→ **Task details**
Which lines in the records below contain the word "kovalent"? Copy each one out.

→ **Data provided**
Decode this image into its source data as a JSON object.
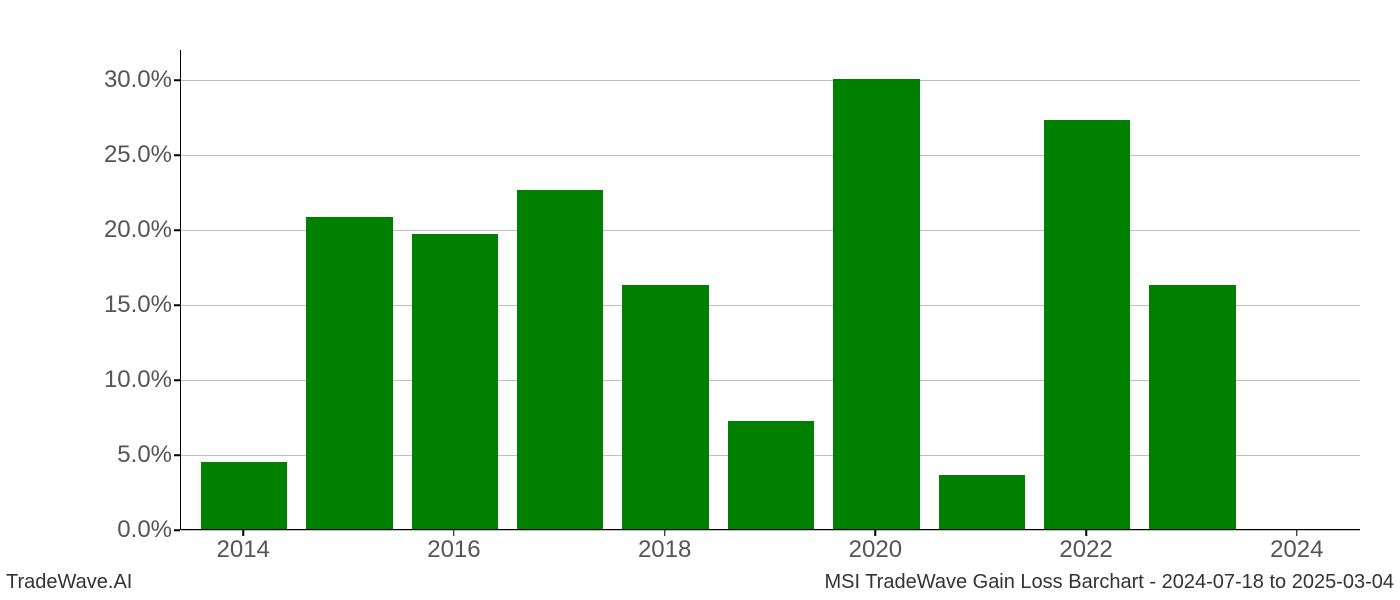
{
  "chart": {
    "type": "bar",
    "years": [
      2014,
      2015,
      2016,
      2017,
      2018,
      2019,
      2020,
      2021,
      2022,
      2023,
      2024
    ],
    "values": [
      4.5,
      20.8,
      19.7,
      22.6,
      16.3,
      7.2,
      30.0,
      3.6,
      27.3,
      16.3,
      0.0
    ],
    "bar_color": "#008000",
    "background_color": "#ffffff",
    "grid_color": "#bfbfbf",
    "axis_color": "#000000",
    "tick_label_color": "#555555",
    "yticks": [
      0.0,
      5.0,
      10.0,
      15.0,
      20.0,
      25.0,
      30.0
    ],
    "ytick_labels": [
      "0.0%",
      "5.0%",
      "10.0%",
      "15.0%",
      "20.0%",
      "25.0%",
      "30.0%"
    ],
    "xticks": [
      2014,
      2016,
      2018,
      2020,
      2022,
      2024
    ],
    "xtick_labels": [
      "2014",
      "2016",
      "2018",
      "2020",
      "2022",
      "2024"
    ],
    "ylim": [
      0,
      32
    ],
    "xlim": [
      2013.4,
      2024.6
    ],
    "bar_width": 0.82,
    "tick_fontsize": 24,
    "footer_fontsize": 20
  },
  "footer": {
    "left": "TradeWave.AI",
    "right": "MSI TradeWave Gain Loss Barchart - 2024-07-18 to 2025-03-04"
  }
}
...
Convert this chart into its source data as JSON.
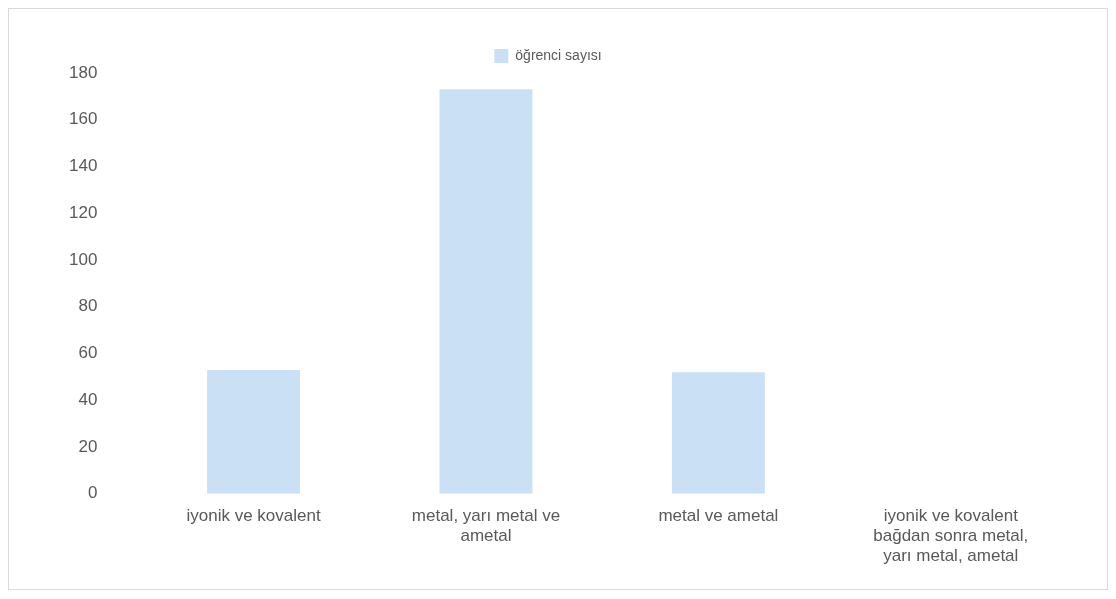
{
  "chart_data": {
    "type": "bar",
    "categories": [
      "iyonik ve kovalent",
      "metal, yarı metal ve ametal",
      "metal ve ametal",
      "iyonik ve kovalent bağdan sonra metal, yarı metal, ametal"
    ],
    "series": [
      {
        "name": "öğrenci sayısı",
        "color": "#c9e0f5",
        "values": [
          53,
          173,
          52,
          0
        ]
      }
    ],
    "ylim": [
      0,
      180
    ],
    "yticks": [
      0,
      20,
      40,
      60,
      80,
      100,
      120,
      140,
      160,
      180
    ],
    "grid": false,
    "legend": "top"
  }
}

→ **Output for this task**
      "iyonik ve kovalent",
      "iyonik ve kovalent bağdan sonra metal, yarı metal, ametal"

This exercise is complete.